Objective =>
Reproduce the full listing below unchanged, apart from the pictures.

Information given =>
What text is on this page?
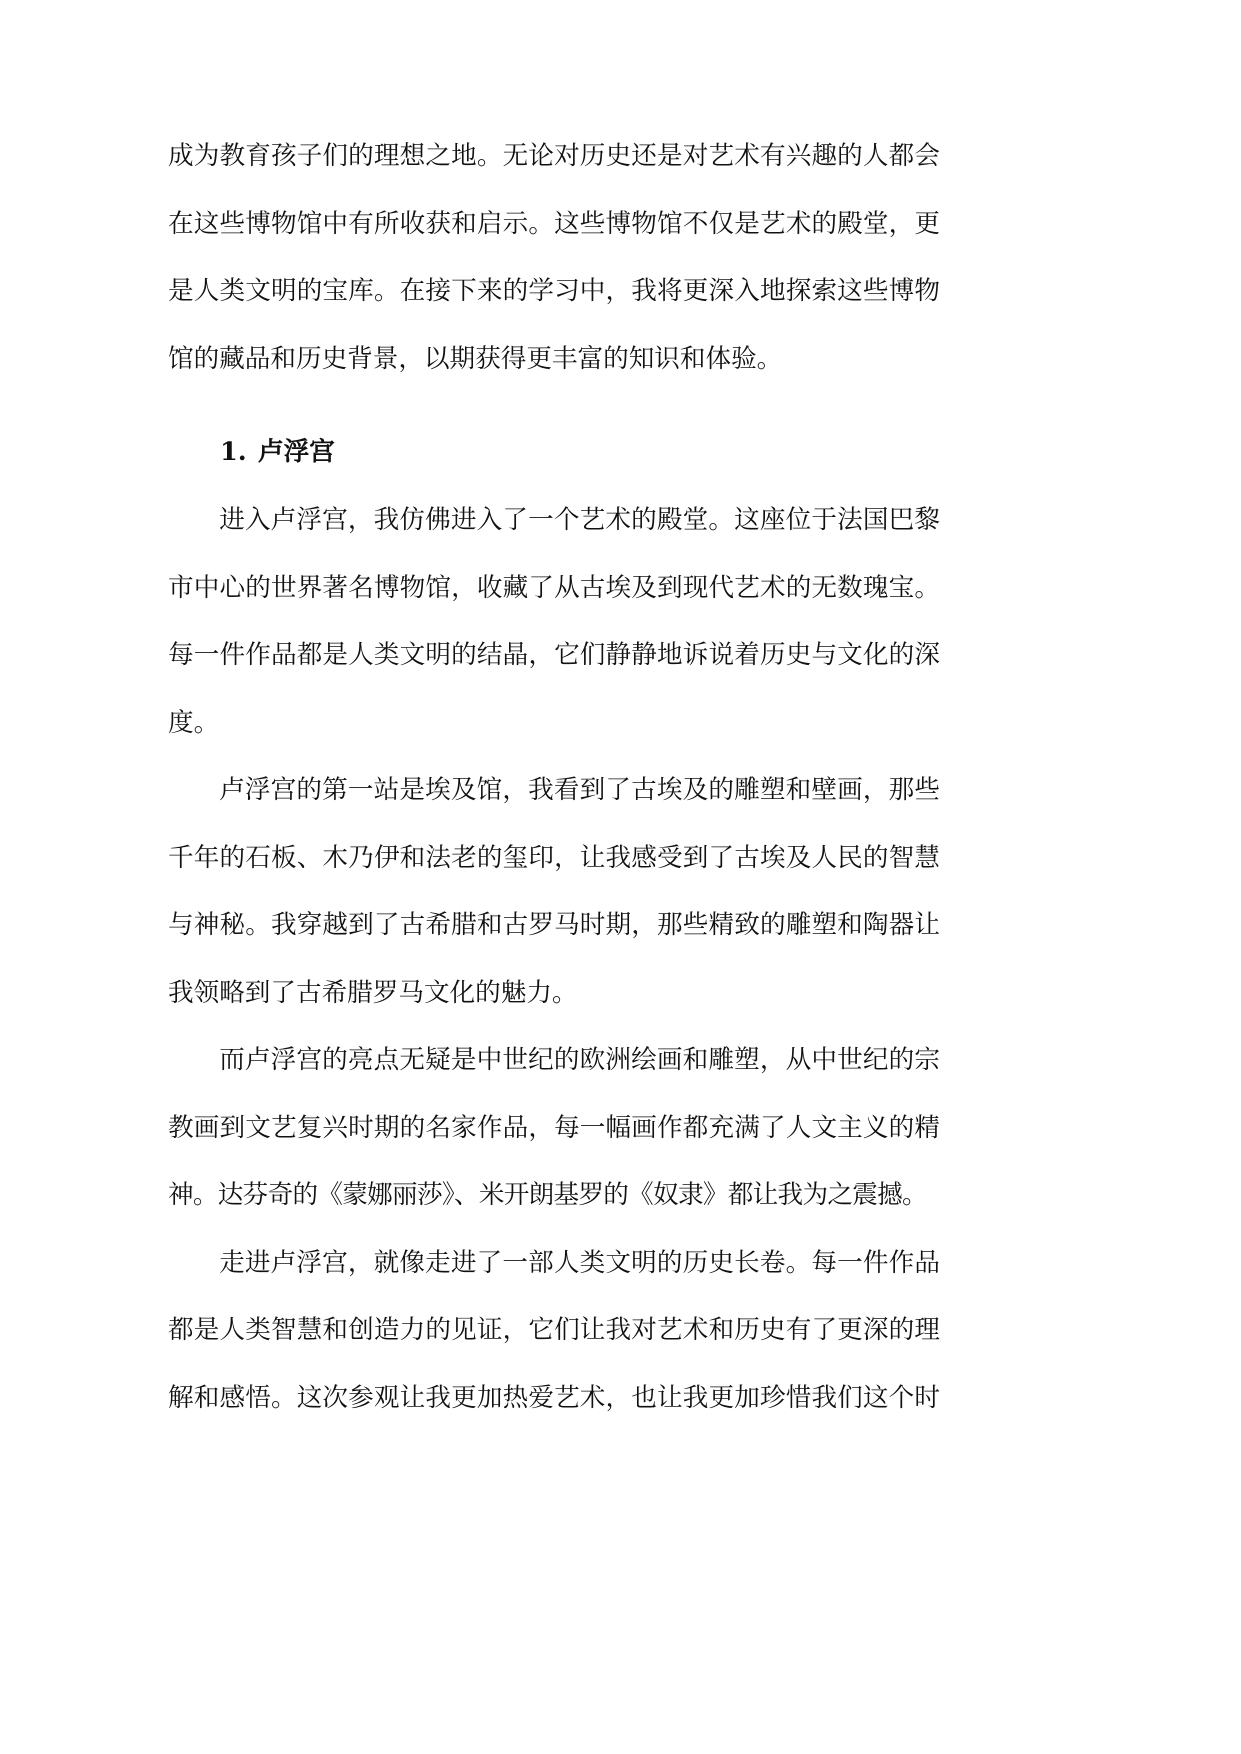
成为教育孩子们的理想之地。无论对历史还是对艺术有兴趣的人都会
在这些博物馆中有所收获和启示。这些博物馆不仅是艺术的殿堂，更
是人类文明的宝库。在接下来的学习中，我将更深入地探索这些博物
馆的藏品和历史背景，以期获得更丰富的知识和体验。
1. 卢浮宫
进入卢浮宫，我仿佛进入了一个艺术的殿堂。这座位于法国巴黎
市中心的世界著名博物馆，收藏了从古埃及到现代艺术的无数瑰宝。
每一件作品都是人类文明的结晶，它们静静地诉说着历史与文化的深
度。
卢浮宫的第一站是埃及馆，我看到了古埃及的雕塑和壁画，那些
千年的石板、木乃伊和法老的玺印，让我感受到了古埃及人民的智慧
与神秘。我穿越到了古希腊和古罗马时期，那些精致的雕塑和陶器让
我领略到了古希腊罗马文化的魅力。
而卢浮宫的亮点无疑是中世纪的欧洲绘画和雕塑，从中世纪的宗
教画到文艺复兴时期的名家作品，每一幅画作都充满了人文主义的精
神。达芬奇的《蒙娜丽莎》、米开朗基罗的《奴隶》都让我为之震撼。
走进卢浮宫，就像走进了一部人类文明的历史长卷。每一件作品
都是人类智慧和创造力的见证，它们让我对艺术和历史有了更深的理
解和感悟。这次参观让我更加热爱艺术，也让我更加珍惜我们这个时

Result of this exercise =>
What text is on this page?
成为教育孩子们的理想之地。无论对历史还是对艺术有兴趣的人都会
在这些博物馆中有所收获和启示。这些博物馆不仅是艺术的殿堂，更
是人类文明的宝库。在接下来的学习中，我将更深入地探索这些博物
馆的藏品和历史背景，以期获得更丰富的知识和体验。
1. 卢浮宫
进入卢浮宫，我仿佛进入了一个艺术的殿堂。这座位于法国巴黎
市中心的世界著名博物馆，收藏了从古埃及到现代艺术的无数瑰宝。
每一件作品都是人类文明的结晶，它们静静地诉说着历史与文化的深
度。
卢浮宫的第一站是埃及馆，我看到了古埃及的雕塑和壁画，那些
千年的石板、木乃伊和法老的玺印，让我感受到了古埃及人民的智慧
与神秘。我穿越到了古希腊和古罗马时期，那些精致的雕塑和陶器让
我领略到了古希腊罗马文化的魅力。
而卢浮宫的亮点无疑是中世纪的欧洲绘画和雕塑，从中世纪的宗
教画到文艺复兴时期的名家作品，每一幅画作都充满了人文主义的精
神。达芬奇的《蒙娜丽莎》、米开朗基罗的《奴隶》都让我为之震撼。
走进卢浮宫，就像走进了一部人类文明的历史长卷。每一件作品
都是人类智慧和创造力的见证，它们让我对艺术和历史有了更深的理
解和感悟。这次参观让我更加热爱艺术，也让我更加珍惜我们这个时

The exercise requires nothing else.